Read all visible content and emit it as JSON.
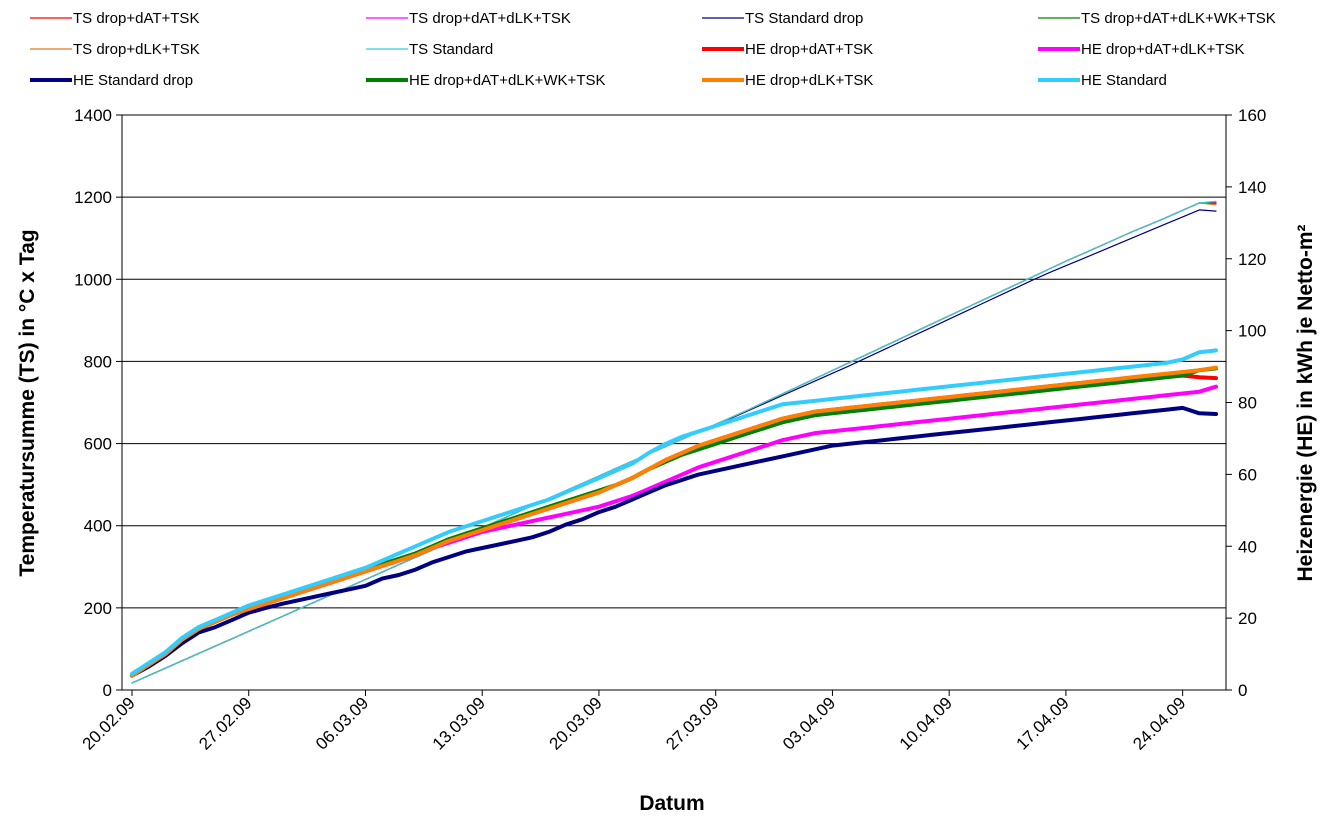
{
  "chart_data": {
    "type": "line",
    "x": [
      "20.02.09",
      "21.02.09",
      "22.02.09",
      "23.02.09",
      "24.02.09",
      "25.02.09",
      "26.02.09",
      "27.02.09",
      "28.02.09",
      "01.03.09",
      "02.03.09",
      "03.03.09",
      "04.03.09",
      "05.03.09",
      "06.03.09",
      "07.03.09",
      "08.03.09",
      "09.03.09",
      "10.03.09",
      "11.03.09",
      "12.03.09",
      "13.03.09",
      "14.03.09",
      "15.03.09",
      "16.03.09",
      "17.03.09",
      "18.03.09",
      "19.03.09",
      "20.03.09",
      "21.03.09",
      "22.03.09",
      "23.03.09",
      "24.03.09",
      "25.03.09",
      "26.03.09",
      "27.03.09",
      "28.03.09",
      "29.03.09",
      "30.03.09",
      "31.03.09",
      "01.04.09",
      "02.04.09",
      "03.04.09",
      "04.04.09",
      "05.04.09",
      "06.04.09",
      "07.04.09",
      "08.04.09",
      "09.04.09",
      "10.04.09",
      "11.04.09",
      "12.04.09",
      "13.04.09",
      "14.04.09",
      "15.04.09",
      "16.04.09",
      "17.04.09",
      "18.04.09",
      "19.04.09",
      "20.04.09",
      "21.04.09",
      "22.04.09",
      "23.04.09",
      "24.04.09",
      "25.04.09",
      "26.04.09"
    ],
    "x_ticks": [
      "20.02.09",
      "27.02.09",
      "06.03.09",
      "13.03.09",
      "20.03.09",
      "27.03.09",
      "03.04.09",
      "10.04.09",
      "17.04.09",
      "24.04.09"
    ],
    "xlabel": "Datum",
    "ylabel_left": "Temperatursumme (TS) in °C x Tag",
    "ylabel_right": "Heizenergie (HE) in kWh je Netto-m²",
    "ylim_left": [
      0,
      1400
    ],
    "ylim_right": [
      0,
      160
    ],
    "yticks_left": [
      0,
      200,
      400,
      600,
      800,
      1000,
      1200,
      1400
    ],
    "yticks_right": [
      0,
      20,
      40,
      60,
      80,
      100,
      120,
      140,
      160
    ],
    "grid": "horizontal",
    "legend_position": "top",
    "series": [
      {
        "name": "TS drop+dAT+TSK",
        "axis": "left",
        "color": "#ff0000",
        "width": 1.2,
        "values": [
          17,
          35,
          53,
          71,
          89,
          107,
          125,
          143,
          161,
          179,
          197,
          215,
          233,
          251,
          269,
          287,
          305,
          323,
          341,
          359,
          377,
          395,
          413,
          431,
          449,
          467,
          485,
          503,
          521,
          539,
          557,
          575,
          593,
          611,
          629,
          647,
          665,
          683,
          702,
          721,
          740,
          759,
          778,
          797,
          816,
          835,
          854,
          873,
          892,
          911,
          930,
          949,
          968,
          987,
          1006,
          1025,
          1044,
          1062,
          1080,
          1098,
          1116,
          1133,
          1150,
          1168,
          1186,
          1185
        ]
      },
      {
        "name": "TS drop+dAT+dLK+TSK",
        "axis": "left",
        "color": "#ff00ff",
        "width": 1.2,
        "values": [
          17,
          35,
          53,
          71,
          89,
          107,
          125,
          143,
          161,
          179,
          197,
          215,
          233,
          251,
          269,
          287,
          305,
          323,
          341,
          359,
          377,
          395,
          413,
          431,
          449,
          467,
          485,
          503,
          521,
          539,
          557,
          575,
          593,
          611,
          629,
          647,
          665,
          683,
          702,
          721,
          740,
          759,
          778,
          797,
          816,
          835,
          854,
          873,
          892,
          911,
          930,
          949,
          968,
          987,
          1006,
          1025,
          1044,
          1062,
          1080,
          1098,
          1116,
          1133,
          1150,
          1168,
          1186,
          1188
        ]
      },
      {
        "name": "TS Standard drop",
        "axis": "left",
        "color": "#000080",
        "width": 1.2,
        "values": [
          17,
          35,
          53,
          71,
          89,
          107,
          125,
          143,
          161,
          179,
          197,
          215,
          233,
          251,
          269,
          287,
          305,
          323,
          341,
          359,
          377,
          395,
          413,
          431,
          449,
          467,
          485,
          503,
          521,
          539,
          557,
          575,
          593,
          611,
          629,
          646,
          663,
          681,
          699,
          717,
          735,
          753,
          771,
          789,
          808,
          827,
          846,
          865,
          884,
          903,
          922,
          941,
          960,
          979,
          998,
          1016,
          1033,
          1050,
          1067,
          1084,
          1101,
          1118,
          1135,
          1152,
          1169,
          1166
        ]
      },
      {
        "name": "TS drop+dAT+dLK+WK+TSK",
        "axis": "left",
        "color": "#008000",
        "width": 1.2,
        "values": [
          17,
          35,
          53,
          71,
          89,
          107,
          125,
          143,
          161,
          179,
          197,
          215,
          233,
          251,
          269,
          287,
          305,
          323,
          341,
          359,
          377,
          395,
          413,
          431,
          449,
          467,
          485,
          503,
          521,
          539,
          557,
          575,
          593,
          611,
          629,
          647,
          665,
          683,
          702,
          721,
          740,
          759,
          778,
          797,
          816,
          835,
          854,
          873,
          892,
          911,
          930,
          949,
          968,
          987,
          1006,
          1025,
          1044,
          1062,
          1080,
          1098,
          1116,
          1133,
          1150,
          1168,
          1186,
          1185
        ]
      },
      {
        "name": "TS drop+dLK+TSK",
        "axis": "left",
        "color": "#e07820",
        "width": 1.2,
        "values": [
          17,
          35,
          53,
          71,
          89,
          107,
          125,
          143,
          161,
          179,
          197,
          215,
          233,
          251,
          269,
          287,
          305,
          323,
          341,
          359,
          377,
          395,
          413,
          431,
          449,
          467,
          485,
          503,
          521,
          539,
          557,
          575,
          593,
          611,
          629,
          647,
          665,
          683,
          702,
          721,
          740,
          759,
          778,
          797,
          816,
          835,
          854,
          873,
          892,
          911,
          930,
          949,
          968,
          987,
          1006,
          1025,
          1044,
          1062,
          1080,
          1098,
          1116,
          1133,
          1150,
          1168,
          1186,
          1181
        ]
      },
      {
        "name": "TS Standard",
        "axis": "left",
        "color": "#33ccdd",
        "width": 1.2,
        "values": [
          17,
          35,
          53,
          71,
          89,
          107,
          125,
          143,
          161,
          179,
          197,
          215,
          233,
          251,
          269,
          287,
          305,
          323,
          341,
          359,
          377,
          395,
          413,
          431,
          449,
          467,
          485,
          503,
          521,
          539,
          557,
          575,
          593,
          611,
          629,
          647,
          665,
          683,
          702,
          721,
          740,
          759,
          778,
          797,
          816,
          835,
          854,
          873,
          892,
          911,
          930,
          949,
          968,
          987,
          1006,
          1025,
          1044,
          1062,
          1080,
          1098,
          1116,
          1133,
          1150,
          1168,
          1186,
          1190
        ]
      },
      {
        "name": "HE drop+dAT+TSK",
        "axis": "right",
        "color": "#ff0000",
        "width": 4,
        "values": [
          4,
          7,
          10,
          14,
          17,
          19,
          21,
          22.5,
          24,
          25.5,
          27,
          28.5,
          30,
          31.5,
          33,
          34.5,
          36,
          37.5,
          39.5,
          41.5,
          43,
          44.5,
          46,
          47.5,
          49,
          50.5,
          52,
          53.5,
          55,
          57,
          59,
          61.5,
          64,
          66,
          68,
          69.5,
          71,
          72.5,
          74,
          75.5,
          76.5,
          77.5,
          78,
          78.5,
          79,
          79.5,
          80,
          80.5,
          81,
          81.5,
          82,
          82.5,
          83,
          83.5,
          84,
          84.5,
          85,
          85.5,
          86,
          86.3,
          86.6,
          86.9,
          87.2,
          87.5,
          87,
          86.8
        ]
      },
      {
        "name": "HE drop+dAT+dLK+TSK",
        "axis": "right",
        "color": "#ff00ff",
        "width": 4,
        "values": [
          4,
          7,
          10,
          14,
          17,
          19,
          21,
          22.5,
          24,
          25.5,
          27,
          28.5,
          30,
          31.5,
          33,
          34.5,
          36,
          37.5,
          39.5,
          41,
          42.5,
          44,
          45,
          46,
          47,
          48,
          49,
          50,
          51,
          52.5,
          54,
          56,
          58,
          60,
          62,
          63.5,
          65,
          66.5,
          68,
          69.5,
          70.5,
          71.5,
          72,
          72.5,
          73,
          73.5,
          74,
          74.5,
          75,
          75.5,
          76,
          76.5,
          77,
          77.5,
          78,
          78.5,
          79,
          79.5,
          80,
          80.5,
          81,
          81.5,
          82,
          82.5,
          83,
          84.4
        ]
      },
      {
        "name": "HE Standard drop",
        "axis": "right",
        "color": "#000080",
        "width": 4,
        "values": [
          4,
          6.5,
          9.5,
          13,
          16,
          17.5,
          19.5,
          21.5,
          22.8,
          24,
          25,
          26,
          27,
          28,
          29,
          31,
          32,
          33.5,
          35.5,
          37,
          38.5,
          39.5,
          40.5,
          41.5,
          42.5,
          44,
          46,
          47.5,
          49.5,
          51,
          53,
          55,
          57,
          58.5,
          60,
          61,
          62,
          63,
          64,
          65,
          66,
          67,
          68,
          68.5,
          69,
          69.5,
          70,
          70.5,
          71,
          71.5,
          72,
          72.5,
          73,
          73.5,
          74,
          74.5,
          75,
          75.5,
          76,
          76.5,
          77,
          77.5,
          78,
          78.5,
          77,
          76.8
        ]
      },
      {
        "name": "HE drop+dAT+dLK+WK+TSK",
        "axis": "right",
        "color": "#008000",
        "width": 4,
        "values": [
          4,
          7,
          10,
          14,
          17,
          19,
          21,
          23,
          24.5,
          26,
          27.5,
          29,
          30.5,
          32,
          33.5,
          35,
          36.5,
          38,
          40,
          42,
          43.5,
          45,
          46.5,
          48,
          49.5,
          51,
          52.5,
          54,
          55.5,
          57,
          59,
          61.5,
          63.5,
          65.5,
          67,
          68.5,
          70,
          71.5,
          73,
          74.5,
          75.5,
          76.5,
          77,
          77.5,
          78,
          78.5,
          79,
          79.5,
          80,
          80.5,
          81,
          81.5,
          82,
          82.5,
          83,
          83.5,
          84,
          84.5,
          85,
          85.5,
          86,
          86.5,
          87,
          87.5,
          89,
          89.5
        ]
      },
      {
        "name": "HE drop+dLK+TSK",
        "axis": "right",
        "color": "#ff7f00",
        "width": 4,
        "values": [
          4,
          7,
          10,
          14,
          17,
          19,
          21,
          22.5,
          24,
          25.5,
          27,
          28.5,
          30,
          31.5,
          33,
          34.5,
          36,
          37.5,
          39.5,
          41.5,
          43,
          44.5,
          46,
          47.5,
          49,
          50.5,
          52,
          53.5,
          55,
          57,
          59,
          61.5,
          64,
          66,
          68,
          69.5,
          71,
          72.5,
          74,
          75.5,
          76.5,
          77.5,
          78,
          78.5,
          79,
          79.5,
          80,
          80.5,
          81,
          81.5,
          82,
          82.5,
          83,
          83.5,
          84,
          84.5,
          85,
          85.5,
          86,
          86.5,
          87,
          87.5,
          88,
          88.5,
          89,
          89.7
        ]
      },
      {
        "name": "HE Standard",
        "axis": "right",
        "color": "#33ccff",
        "width": 4,
        "values": [
          4.5,
          7.5,
          10.5,
          14.5,
          17.5,
          19.5,
          21.5,
          23.5,
          25,
          26.5,
          28,
          29.5,
          31,
          32.5,
          34,
          36,
          38,
          40,
          42,
          44,
          45.5,
          47,
          48.5,
          50,
          51.5,
          53,
          55,
          57,
          59,
          61,
          63,
          66,
          68.5,
          70.5,
          72,
          73.5,
          75,
          76.5,
          78,
          79.5,
          80,
          80.5,
          81,
          81.5,
          82,
          82.5,
          83,
          83.5,
          84,
          84.5,
          85,
          85.5,
          86,
          86.5,
          87,
          87.5,
          88,
          88.5,
          89,
          89.5,
          90,
          90.5,
          91,
          92,
          94,
          94.5
        ]
      }
    ]
  },
  "legend": {
    "items": [
      {
        "label": "TS drop+dAT+TSK",
        "color": "#ff0000",
        "width": 1.2
      },
      {
        "label": "TS drop+dAT+dLK+TSK",
        "color": "#ff00ff",
        "width": 1.2
      },
      {
        "label": "TS Standard drop",
        "color": "#000080",
        "width": 1.2
      },
      {
        "label": "TS drop+dAT+dLK+WK+TSK",
        "color": "#008000",
        "width": 1.2
      },
      {
        "label": "TS drop+dLK+TSK",
        "color": "#e07820",
        "width": 1.2
      },
      {
        "label": "TS Standard",
        "color": "#33ccdd",
        "width": 1.2
      },
      {
        "label": "HE drop+dAT+TSK",
        "color": "#ff0000",
        "width": 4
      },
      {
        "label": "HE drop+dAT+dLK+TSK",
        "color": "#ff00ff",
        "width": 4
      },
      {
        "label": "HE Standard drop",
        "color": "#000080",
        "width": 4
      },
      {
        "label": "HE drop+dAT+dLK+WK+TSK",
        "color": "#008000",
        "width": 4
      },
      {
        "label": "HE drop+dLK+TSK",
        "color": "#ff7f00",
        "width": 4
      },
      {
        "label": "HE Standard",
        "color": "#33ccff",
        "width": 4
      }
    ]
  }
}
■ ■ ■ ■ ■ ■ ■
### Request
Collect the lines of the records that include the string "Standard".

### Full response
        "name": "TS Standard drop",
        "name": "TS Standard",
        "name": "HE Standard drop",
        "name": "HE Standard",
        "label": "TS Standard drop",
        "label": "TS Standard",
        "label": "HE Standard drop",
        "label": "HE Standard",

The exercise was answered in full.